Briefly stated, this is an emergency bill. We have heard testimony throughout the session from districts across the funding spectrum that the coming year is going to be extremely difficult in terms of meeting students' needs. And it hasn't mattered whether or not the district has passed a referendum or not. It is estimated that nearly 90% of districts will either be cutting programs or reducing fund balances (often both) as a result of the current funding crisis.

The $49 million needed to fund $51/PU in one-time money (I'll talk more about the perils--or perceived perils--of one-time money later) comes from three main sources: (1) unused alternative compensation revenue that would cancel back to the general fund if not awarded prior to the end of the fiscal year, (2) revenue from the state budget reserve, and (3) revenue that will result from the Governor's recommendation to cut another 4% of the agency budget for the Minnesota Department of Education.

One-time money is always a bit of a misnomer. If one wants to get really technical, any legislative appropriation is one-time money. There is never any guarantee that money will be appropriated again after its initial instance. We surely expect that once a level of funding has been reached that movement will only be forward from the established position, but there is precedent for both backward and sideways movement in regard to the overall education budget, alhtough it is rare.

Where the Legislature gets a bit testy regarding this is that they know that the education lobby will come in next year and insist that we won't have received new money until this $49 million has been replaced. The Legislature will argue that the 2008 appropriation--if this were to become law--wasn't put into the base and that dollar one going into education next year will mark an increase in education funding. This debate obviously doesn't reach the level of the discussion of the seating arrangement at the First Council of Nicea, but for some it is troubling. Maybe it's because I've been around so long, but I wish we could call a truce on this during the 2008 session. Schools are withering on the vine and really don't care if the financial nourishment is labelled water, agua, or Wasser. The education lobby and the Legislature can deal with the verbal gymnastics and tortured interpretations next session. Call me the uber-pragmatist, but there is a simple fact that is apparent to everyone who is paying attention that needs to be addressed and addressed now.

The one-time fund transfer was largely promoted by Representative Bud Heidgerken (R-Freeport), who represents a number of SEE districts and who has a majority of the districts he represents either in statutory operating debt or right on its doorstep. Every year the education funding panels in both the House and Senate are inundated with requests from districts for the ability to move a surplus in one funding category into their general fund. This year was no different and in the hearing where a number of these proposed measures were being discussed, Representative Heidgerken mused something to the effect "Well, for one year, why don't we let everyone do it?" It won't be automatic. A district will only be able to transfer the $51 of capital money to the general fund after it passes a resolution stating that their capital needs are being met.

## Available records

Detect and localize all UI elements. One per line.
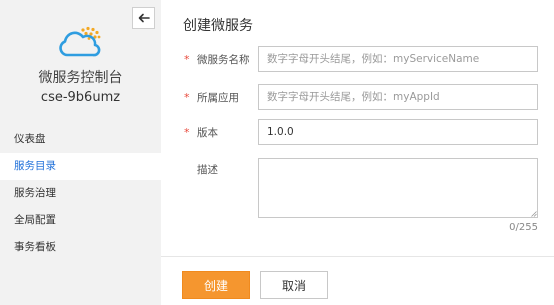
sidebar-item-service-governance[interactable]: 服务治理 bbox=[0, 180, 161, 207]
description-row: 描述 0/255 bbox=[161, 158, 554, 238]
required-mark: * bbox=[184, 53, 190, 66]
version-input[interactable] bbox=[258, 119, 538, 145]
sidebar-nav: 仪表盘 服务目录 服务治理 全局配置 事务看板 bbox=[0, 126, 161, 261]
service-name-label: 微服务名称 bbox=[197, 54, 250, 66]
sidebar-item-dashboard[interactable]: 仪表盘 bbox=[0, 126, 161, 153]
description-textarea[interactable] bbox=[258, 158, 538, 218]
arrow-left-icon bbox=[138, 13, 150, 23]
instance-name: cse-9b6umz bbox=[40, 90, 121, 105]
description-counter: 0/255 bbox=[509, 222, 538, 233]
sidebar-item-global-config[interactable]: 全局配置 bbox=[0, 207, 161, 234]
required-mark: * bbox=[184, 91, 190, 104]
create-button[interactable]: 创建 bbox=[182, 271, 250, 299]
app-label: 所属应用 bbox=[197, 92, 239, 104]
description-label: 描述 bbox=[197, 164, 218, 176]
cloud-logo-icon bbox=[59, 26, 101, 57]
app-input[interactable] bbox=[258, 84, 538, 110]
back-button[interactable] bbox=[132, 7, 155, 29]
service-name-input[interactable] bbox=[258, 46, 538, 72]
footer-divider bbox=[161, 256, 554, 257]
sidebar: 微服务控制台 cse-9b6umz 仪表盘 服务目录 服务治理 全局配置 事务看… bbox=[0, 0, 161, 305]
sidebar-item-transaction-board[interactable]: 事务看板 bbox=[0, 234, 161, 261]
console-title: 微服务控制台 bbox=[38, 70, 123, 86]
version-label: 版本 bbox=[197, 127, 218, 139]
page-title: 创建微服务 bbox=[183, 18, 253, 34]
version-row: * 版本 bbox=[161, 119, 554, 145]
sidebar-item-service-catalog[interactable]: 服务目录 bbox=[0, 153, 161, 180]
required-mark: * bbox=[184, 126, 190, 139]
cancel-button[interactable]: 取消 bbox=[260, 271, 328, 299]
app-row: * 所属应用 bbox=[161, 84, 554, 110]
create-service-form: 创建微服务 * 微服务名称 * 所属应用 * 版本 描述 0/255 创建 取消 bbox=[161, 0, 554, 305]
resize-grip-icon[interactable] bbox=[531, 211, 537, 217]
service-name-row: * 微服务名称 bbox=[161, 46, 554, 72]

## Tasks to carry out
[A] Copy from the passage on education funding the part from "One-time money is" up to and including "it is rare.".
[B] Update the rows from the line with "180, 161, 207]" up to and including the line with "required-mark: * bbox=[184, 91, 190, 104]" by replacing "[interactable]" with "[clickable]", leaving everything else unchanged. Give only those lines.

## The results
[A]
One-time money is always a bit of a misnomer. If one wants to get really technical, any legislative appropriation is one-time money. There is never any guarantee that money will be appropriated again after its initial instance. We surely expect that once a level of funding has been reached that movement will only be forward from the established position, but there is precedent for both backward and sideways movement in regard to the overall education budget, alhtough it is rare.

[B]
sidebar-item-service-governance[clickable]: 服务治理 bbox=[0, 180, 161, 207]
description-row: 描述 0/255 bbox=[161, 158, 554, 238]
required-mark: * bbox=[184, 53, 190, 66]
version-input[clickable] bbox=[258, 119, 538, 145]
sidebar-nav: 仪表盘 服务目录 服务治理 全局配置 事务看板 bbox=[0, 126, 161, 261]
service-name-label: 微服务名称 bbox=[197, 54, 250, 66]
sidebar-item-dashboard[clickable]: 仪表盘 bbox=[0, 126, 161, 153]
description-textarea[clickable] bbox=[258, 158, 538, 218]
arrow-left-icon bbox=[138, 13, 150, 23]
instance-name: cse-9b6umz bbox=[40, 90, 121, 105]
description-counter: 0/255 bbox=[509, 222, 538, 233]
sidebar-item-global-config[clickable]: 全局配置 bbox=[0, 207, 161, 234]
required-mark: * bbox=[184, 91, 190, 104]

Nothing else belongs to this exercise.